#### [EXERCISE INSTRUCTIONS]
Rewrite the listing from its first line through the line containing "platform-marker-5905855 [107,368,121,383]", both included, with "platform-marker" changed to "float-marker" and everything else unchanged. Give back only those lines.
# start of ENTRIES
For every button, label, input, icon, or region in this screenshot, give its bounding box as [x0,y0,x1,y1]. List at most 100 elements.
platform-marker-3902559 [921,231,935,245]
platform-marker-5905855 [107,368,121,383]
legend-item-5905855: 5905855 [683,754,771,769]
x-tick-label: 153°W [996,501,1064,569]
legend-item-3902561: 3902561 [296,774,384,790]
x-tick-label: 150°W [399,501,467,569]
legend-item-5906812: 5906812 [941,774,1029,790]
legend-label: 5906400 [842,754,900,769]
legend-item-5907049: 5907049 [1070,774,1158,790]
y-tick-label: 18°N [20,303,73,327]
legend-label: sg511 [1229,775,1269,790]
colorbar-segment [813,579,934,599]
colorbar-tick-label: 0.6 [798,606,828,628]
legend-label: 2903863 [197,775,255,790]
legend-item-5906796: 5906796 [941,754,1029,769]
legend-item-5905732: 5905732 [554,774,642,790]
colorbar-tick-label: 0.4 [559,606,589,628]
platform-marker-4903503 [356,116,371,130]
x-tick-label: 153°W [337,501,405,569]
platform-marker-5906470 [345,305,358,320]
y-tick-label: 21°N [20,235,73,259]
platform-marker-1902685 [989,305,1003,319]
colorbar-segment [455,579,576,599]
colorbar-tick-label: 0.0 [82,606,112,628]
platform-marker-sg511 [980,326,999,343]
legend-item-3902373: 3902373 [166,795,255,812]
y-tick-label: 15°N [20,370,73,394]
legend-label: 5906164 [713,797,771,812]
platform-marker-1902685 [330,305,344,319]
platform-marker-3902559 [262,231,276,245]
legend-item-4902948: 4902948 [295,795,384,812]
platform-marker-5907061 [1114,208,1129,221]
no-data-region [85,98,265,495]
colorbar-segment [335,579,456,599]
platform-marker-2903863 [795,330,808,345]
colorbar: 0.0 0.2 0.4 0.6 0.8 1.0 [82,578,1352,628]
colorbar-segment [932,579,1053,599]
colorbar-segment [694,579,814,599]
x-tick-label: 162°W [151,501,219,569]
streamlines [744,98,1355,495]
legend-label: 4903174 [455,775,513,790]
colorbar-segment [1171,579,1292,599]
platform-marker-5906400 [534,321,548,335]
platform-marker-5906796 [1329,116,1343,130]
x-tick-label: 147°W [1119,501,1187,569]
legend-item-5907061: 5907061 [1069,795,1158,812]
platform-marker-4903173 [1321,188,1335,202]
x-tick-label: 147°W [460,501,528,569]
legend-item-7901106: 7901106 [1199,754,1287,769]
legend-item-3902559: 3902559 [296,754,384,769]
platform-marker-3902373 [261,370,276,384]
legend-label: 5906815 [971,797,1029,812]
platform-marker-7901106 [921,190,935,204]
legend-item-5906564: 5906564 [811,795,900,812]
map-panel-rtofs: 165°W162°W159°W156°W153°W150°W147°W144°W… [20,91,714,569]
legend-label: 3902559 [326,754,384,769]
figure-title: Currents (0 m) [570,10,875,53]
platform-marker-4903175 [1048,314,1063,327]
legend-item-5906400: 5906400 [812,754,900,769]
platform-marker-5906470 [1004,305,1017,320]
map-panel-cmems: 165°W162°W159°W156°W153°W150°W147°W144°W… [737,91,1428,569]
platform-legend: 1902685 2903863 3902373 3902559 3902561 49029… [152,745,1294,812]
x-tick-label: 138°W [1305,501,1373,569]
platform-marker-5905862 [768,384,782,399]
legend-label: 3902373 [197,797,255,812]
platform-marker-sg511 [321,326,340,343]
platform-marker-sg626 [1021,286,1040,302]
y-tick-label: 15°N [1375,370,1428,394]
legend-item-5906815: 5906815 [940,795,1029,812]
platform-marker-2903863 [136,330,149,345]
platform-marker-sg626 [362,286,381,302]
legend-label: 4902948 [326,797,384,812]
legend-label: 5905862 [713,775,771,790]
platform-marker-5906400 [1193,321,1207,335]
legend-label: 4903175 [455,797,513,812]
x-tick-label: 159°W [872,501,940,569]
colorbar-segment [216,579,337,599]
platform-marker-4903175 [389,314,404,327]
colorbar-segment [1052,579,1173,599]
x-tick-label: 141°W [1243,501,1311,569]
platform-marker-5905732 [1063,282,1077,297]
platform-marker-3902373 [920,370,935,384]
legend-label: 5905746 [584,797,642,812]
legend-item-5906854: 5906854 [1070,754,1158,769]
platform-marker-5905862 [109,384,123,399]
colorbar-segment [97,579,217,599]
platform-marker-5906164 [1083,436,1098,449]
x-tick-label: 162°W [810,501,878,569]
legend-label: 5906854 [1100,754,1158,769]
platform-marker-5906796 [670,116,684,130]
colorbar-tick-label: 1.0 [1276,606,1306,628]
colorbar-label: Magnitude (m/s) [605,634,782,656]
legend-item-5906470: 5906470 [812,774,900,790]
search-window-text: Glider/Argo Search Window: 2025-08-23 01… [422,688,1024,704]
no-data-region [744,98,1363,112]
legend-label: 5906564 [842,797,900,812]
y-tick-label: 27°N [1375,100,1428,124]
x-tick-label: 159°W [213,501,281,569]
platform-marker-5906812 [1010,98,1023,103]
# end of ENTRIES
#### [SOLVED PROBLEM]
For every button, label, input, icon, or region in this screenshot, give its bounding box as [x0,y0,x1,y1]. List at most 100 elements.
float-marker-3902559 [921,231,935,245]
float-marker-5905855 [107,368,121,383]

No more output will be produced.